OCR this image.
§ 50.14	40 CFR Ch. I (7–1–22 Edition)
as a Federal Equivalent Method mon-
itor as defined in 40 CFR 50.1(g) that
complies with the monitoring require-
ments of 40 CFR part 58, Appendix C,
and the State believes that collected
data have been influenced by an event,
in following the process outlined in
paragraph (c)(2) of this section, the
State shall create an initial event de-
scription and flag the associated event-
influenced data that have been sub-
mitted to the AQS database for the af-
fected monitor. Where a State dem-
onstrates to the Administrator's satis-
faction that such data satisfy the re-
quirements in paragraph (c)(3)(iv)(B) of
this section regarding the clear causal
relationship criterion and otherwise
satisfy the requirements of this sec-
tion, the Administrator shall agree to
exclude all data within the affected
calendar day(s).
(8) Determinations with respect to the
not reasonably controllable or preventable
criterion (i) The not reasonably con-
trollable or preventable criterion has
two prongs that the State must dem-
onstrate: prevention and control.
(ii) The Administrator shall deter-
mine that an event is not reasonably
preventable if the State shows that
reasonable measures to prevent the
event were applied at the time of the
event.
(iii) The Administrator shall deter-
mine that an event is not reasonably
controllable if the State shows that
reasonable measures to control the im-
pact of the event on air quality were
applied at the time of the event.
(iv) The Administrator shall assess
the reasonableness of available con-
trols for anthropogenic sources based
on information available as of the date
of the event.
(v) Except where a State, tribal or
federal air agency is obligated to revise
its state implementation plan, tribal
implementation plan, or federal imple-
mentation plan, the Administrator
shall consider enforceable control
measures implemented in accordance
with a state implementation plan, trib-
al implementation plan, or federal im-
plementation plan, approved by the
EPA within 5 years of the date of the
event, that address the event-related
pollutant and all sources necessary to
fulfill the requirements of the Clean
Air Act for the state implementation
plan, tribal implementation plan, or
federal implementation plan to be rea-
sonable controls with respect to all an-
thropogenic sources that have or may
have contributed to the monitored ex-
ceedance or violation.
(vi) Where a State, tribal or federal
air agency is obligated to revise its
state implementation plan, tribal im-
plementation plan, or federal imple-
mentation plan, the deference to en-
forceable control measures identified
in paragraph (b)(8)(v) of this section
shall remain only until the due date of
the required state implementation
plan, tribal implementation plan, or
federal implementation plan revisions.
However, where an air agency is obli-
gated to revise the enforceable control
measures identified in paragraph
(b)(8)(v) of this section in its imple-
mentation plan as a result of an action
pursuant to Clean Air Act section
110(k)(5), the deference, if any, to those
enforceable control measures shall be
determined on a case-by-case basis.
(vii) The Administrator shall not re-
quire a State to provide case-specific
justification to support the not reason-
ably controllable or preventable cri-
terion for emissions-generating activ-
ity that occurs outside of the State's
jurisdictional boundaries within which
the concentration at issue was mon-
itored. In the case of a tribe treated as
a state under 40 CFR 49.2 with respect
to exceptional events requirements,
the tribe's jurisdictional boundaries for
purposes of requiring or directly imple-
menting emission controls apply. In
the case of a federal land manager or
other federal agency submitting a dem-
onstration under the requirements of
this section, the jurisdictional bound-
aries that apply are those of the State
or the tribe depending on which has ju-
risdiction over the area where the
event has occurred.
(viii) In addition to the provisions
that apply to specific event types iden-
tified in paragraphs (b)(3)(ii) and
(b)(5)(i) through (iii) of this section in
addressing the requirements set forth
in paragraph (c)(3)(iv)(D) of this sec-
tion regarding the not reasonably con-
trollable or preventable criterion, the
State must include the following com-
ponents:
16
————
Take the data above and return it exactly.

Response to this exercise –
OCR this image.
§ 50.14	40 CFR Ch. I (7–1–22 Edition)
as a Federal Equivalent Method mon-
itor as defined in 40 CFR 50.1(g) that
complies with the monitoring require-
ments of 40 CFR part 58, Appendix C,
and the State believes that collected
data have been influenced by an event,
in following the process outlined in
paragraph (c)(2) of this section, the
State shall create an initial event de-
scription and flag the associated event-
influenced data that have been sub-
mitted to the AQS database for the af-
fected monitor. Where a State dem-
onstrates to the Administrator's satis-
faction that such data satisfy the re-
quirements in paragraph (c)(3)(iv)(B) of
this section regarding the clear causal
relationship criterion and otherwise
satisfy the requirements of this sec-
tion, the Administrator shall agree to
exclude all data within the affected
calendar day(s).
(8) Determinations with respect to the
not reasonably controllable or preventable
criterion (i) The not reasonably con-
trollable or preventable criterion has
two prongs that the State must dem-
onstrate: prevention and control.
(ii) The Administrator shall deter-
mine that an event is not reasonably
preventable if the State shows that
reasonable measures to prevent the
event were applied at the time of the
event.
(iii) The Administrator shall deter-
mine that an event is not reasonably
controllable if the State shows that
reasonable measures to control the im-
pact of the event on air quality were
applied at the time of the event.
(iv) The Administrator shall assess
the reasonableness of available con-
trols for anthropogenic sources based
on information available as of the date
of the event.
(v) Except where a State, tribal or
federal air agency is obligated to revise
its state implementation plan, tribal
implementation plan, or federal imple-
mentation plan, the Administrator
shall consider enforceable control
measures implemented in accordance
with a state implementation plan, trib-
al implementation plan, or federal im-
plementation plan, approved by the
EPA within 5 years of the date of the
event, that address the event-related
pollutant and all sources necessary to
fulfill the requirements of the Clean
Air Act for the state implementation
plan, tribal implementation plan, or
federal implementation plan to be rea-
sonable controls with respect to all an-
thropogenic sources that have or may
have contributed to the monitored ex-
ceedance or violation.
(vi) Where a State, tribal or federal
air agency is obligated to revise its
state implementation plan, tribal im-
plementation plan, or federal imple-
mentation plan, the deference to en-
forceable control measures identified
in paragraph (b)(8)(v) of this section
shall remain only until the due date of
the required state implementation
plan, tribal implementation plan, or
federal implementation plan revisions.
However, where an air agency is obli-
gated to revise the enforceable control
measures identified in paragraph
(b)(8)(v) of this section in its imple-
mentation plan as a result of an action
pursuant to Clean Air Act section
110(k)(5), the deference, if any, to those
enforceable control measures shall be
determined on a case-by-case basis.
(vii) The Administrator shall not re-
quire a State to provide case-specific
justification to support the not reason-
ably controllable or preventable cri-
terion for emissions-generating activ-
ity that occurs outside of the State's
jurisdictional boundaries within which
the concentration at issue was mon-
itored. In the case of a tribe treated as
a state under 40 CFR 49.2 with respect
to exceptional events requirements,
the tribe's jurisdictional boundaries for
purposes of requiring or directly imple-
menting emission controls apply. In
the case of a federal land manager or
other federal agency submitting a dem-
onstration under the requirements of
this section, the jurisdictional bound-
aries that apply are those of the State
or the tribe depending on which has ju-
risdiction over the area where the
event has occurred.
(viii) In addition to the provisions
that apply to specific event types iden-
tified in paragraphs (b)(3)(ii) and
(b)(5)(i) through (iii) of this section in
addressing the requirements set forth
in paragraph (c)(3)(iv)(D) of this sec-
tion regarding the not reasonably con-
trollable or preventable criterion, the
State must include the following com-
ponents:
16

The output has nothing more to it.